[The exercise] All of the material below is to be returned exactly.

+++++

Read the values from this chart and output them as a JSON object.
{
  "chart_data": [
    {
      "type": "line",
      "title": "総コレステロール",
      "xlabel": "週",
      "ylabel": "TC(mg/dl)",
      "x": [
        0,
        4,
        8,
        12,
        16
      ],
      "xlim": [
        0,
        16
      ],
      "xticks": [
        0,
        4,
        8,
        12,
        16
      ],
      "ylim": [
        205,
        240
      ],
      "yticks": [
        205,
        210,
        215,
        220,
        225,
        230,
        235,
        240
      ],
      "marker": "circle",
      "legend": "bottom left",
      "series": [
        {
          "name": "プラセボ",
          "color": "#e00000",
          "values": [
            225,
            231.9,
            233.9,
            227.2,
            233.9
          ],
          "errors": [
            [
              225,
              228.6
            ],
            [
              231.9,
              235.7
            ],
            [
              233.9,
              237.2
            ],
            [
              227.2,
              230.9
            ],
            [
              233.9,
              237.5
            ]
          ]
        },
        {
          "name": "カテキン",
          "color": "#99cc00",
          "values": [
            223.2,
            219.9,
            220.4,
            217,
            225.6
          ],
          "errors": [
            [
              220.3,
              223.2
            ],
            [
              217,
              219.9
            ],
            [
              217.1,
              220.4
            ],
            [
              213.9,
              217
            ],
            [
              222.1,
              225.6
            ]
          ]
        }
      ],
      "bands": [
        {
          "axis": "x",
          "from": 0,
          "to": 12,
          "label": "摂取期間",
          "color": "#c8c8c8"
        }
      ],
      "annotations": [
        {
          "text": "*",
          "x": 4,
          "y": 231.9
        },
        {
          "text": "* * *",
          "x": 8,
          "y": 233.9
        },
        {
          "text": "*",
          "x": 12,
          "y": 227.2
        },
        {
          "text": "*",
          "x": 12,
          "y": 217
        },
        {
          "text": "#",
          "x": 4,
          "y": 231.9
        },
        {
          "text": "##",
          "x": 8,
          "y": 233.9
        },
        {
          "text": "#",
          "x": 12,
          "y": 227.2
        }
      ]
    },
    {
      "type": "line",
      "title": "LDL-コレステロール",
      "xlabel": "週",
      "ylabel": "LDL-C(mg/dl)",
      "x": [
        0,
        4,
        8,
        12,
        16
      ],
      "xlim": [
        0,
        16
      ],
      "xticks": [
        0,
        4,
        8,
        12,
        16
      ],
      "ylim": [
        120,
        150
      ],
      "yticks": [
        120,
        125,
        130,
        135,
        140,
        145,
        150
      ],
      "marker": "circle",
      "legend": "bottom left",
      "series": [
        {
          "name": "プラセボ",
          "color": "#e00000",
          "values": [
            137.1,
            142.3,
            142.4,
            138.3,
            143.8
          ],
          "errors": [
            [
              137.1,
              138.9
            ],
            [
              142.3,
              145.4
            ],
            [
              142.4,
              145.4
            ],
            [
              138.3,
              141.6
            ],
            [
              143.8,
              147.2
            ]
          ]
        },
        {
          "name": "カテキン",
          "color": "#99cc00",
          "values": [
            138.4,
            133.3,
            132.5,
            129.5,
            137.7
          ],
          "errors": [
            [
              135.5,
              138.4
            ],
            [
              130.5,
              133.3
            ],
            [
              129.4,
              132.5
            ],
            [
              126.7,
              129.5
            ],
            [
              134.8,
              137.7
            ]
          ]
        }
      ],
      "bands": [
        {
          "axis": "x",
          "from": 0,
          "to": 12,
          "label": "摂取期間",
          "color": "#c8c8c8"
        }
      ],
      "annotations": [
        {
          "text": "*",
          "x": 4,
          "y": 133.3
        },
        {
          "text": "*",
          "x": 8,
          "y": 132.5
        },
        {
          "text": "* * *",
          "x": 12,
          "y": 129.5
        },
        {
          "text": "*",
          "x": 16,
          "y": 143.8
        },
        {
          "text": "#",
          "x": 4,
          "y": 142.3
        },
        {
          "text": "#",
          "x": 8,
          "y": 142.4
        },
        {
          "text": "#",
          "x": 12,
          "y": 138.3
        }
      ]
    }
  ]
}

+++++

[Solution to this task]
Read the values from this chart and output them as a JSON object.
{
  "chart_data": [
    {
      "type": "line",
      "title": "総コレステロール",
      "xlabel": "週",
      "ylabel": "TC(mg/dl)",
      "x": [
        0,
        4,
        8,
        12,
        16
      ],
      "xlim": [
        0,
        16
      ],
      "xticks": [
        0,
        4,
        8,
        12,
        16
      ],
      "ylim": [
        205,
        240
      ],
      "yticks": [
        205,
        210,
        215,
        220,
        225,
        230,
        235,
        240
      ],
      "marker": "circle",
      "legend": "bottom left",
      "series": [
        {
          "name": "プラセボ",
          "color": "#e00000",
          "values": [
            225,
            231.9,
            233.9,
            227.2,
            233.9
          ],
          "errors": [
            [
              225,
              228.6
            ],
            [
              231.9,
              235.7
            ],
            [
              233.9,
              237.2
            ],
            [
              227.2,
              230.9
            ],
            [
              233.9,
              237.5
            ]
          ]
        },
        {
          "name": "カテキン",
          "color": "#99cc00",
          "values": [
            223.2,
            219.9,
            220.4,
            217,
            225.6
          ],
          "errors": [
            [
              220.3,
              223.2
            ],
            [
              217,
              219.9
            ],
            [
              217.1,
              220.4
            ],
            [
              213.9,
              217
            ],
            [
              222.1,
              225.6
            ]
          ]
        }
      ],
      "bands": [
        {
          "axis": "x",
          "from": 0,
          "to": 12,
          "label": "摂取期間",
          "color": "#c8c8c8"
        }
      ],
      "annotations": [
        {
          "text": "*",
          "x": 4,
          "y": 231.9
        },
        {
          "text": "* * *",
          "x": 8,
          "y": 233.9
        },
        {
          "text": "*",
          "x": 12,
          "y": 227.2
        },
        {
          "text": "*",
          "x": 12,
          "y": 217
        },
        {
          "text": "#",
          "x": 4,
          "y": 231.9
        },
        {
          "text": "##",
          "x": 8,
          "y": 233.9
        },
        {
          "text": "#",
          "x": 12,
          "y": 227.2
        }
      ]
    },
    {
      "type": "line",
      "title": "LDL-コレステロール",
      "xlabel": "週",
      "ylabel": "LDL-C(mg/dl)",
      "x": [
        0,
        4,
        8,
        12,
        16
      ],
      "xlim": [
        0,
        16
      ],
      "xticks": [
        0,
        4,
        8,
        12,
        16
      ],
      "ylim": [
        120,
        150
      ],
      "yticks": [
        120,
        125,
        130,
        135,
        140,
        145,
        150
      ],
      "marker": "circle",
      "legend": "bottom left",
      "series": [
        {
          "name": "プラセボ",
          "color": "#e00000",
          "values": [
            137.1,
            142.3,
            142.4,
            138.3,
            143.8
          ],
          "errors": [
            [
              137.1,
              138.9
            ],
            [
              142.3,
              145.4
            ],
            [
              142.4,
              145.4
            ],
            [
              138.3,
              141.6
            ],
            [
              143.8,
              147.2
            ]
          ]
        },
        {
          "name": "カテキン",
          "color": "#99cc00",
          "values": [
            138.4,
            133.3,
            132.5,
            129.5,
            137.7
          ],
          "errors": [
            [
              135.5,
              138.4
            ],
            [
              130.5,
              133.3
            ],
            [
              129.4,
              132.5
            ],
            [
              126.7,
              129.5
            ],
            [
              134.8,
              137.7
            ]
          ]
        }
      ],
      "bands": [
        {
          "axis": "x",
          "from": 0,
          "to": 12,
          "label": "摂取期間",
          "color": "#c8c8c8"
        }
      ],
      "annotations": [
        {
          "text": "*",
          "x": 4,
          "y": 133.3
        },
        {
          "text": "*",
          "x": 8,
          "y": 132.5
        },
        {
          "text": "* * *",
          "x": 12,
          "y": 129.5
        },
        {
          "text": "*",
          "x": 16,
          "y": 143.8
        },
        {
          "text": "#",
          "x": 4,
          "y": 142.3
        },
        {
          "text": "#",
          "x": 8,
          "y": 142.4
        },
        {
          "text": "#",
          "x": 12,
          "y": 138.3
        }
      ]
    }
  ]
}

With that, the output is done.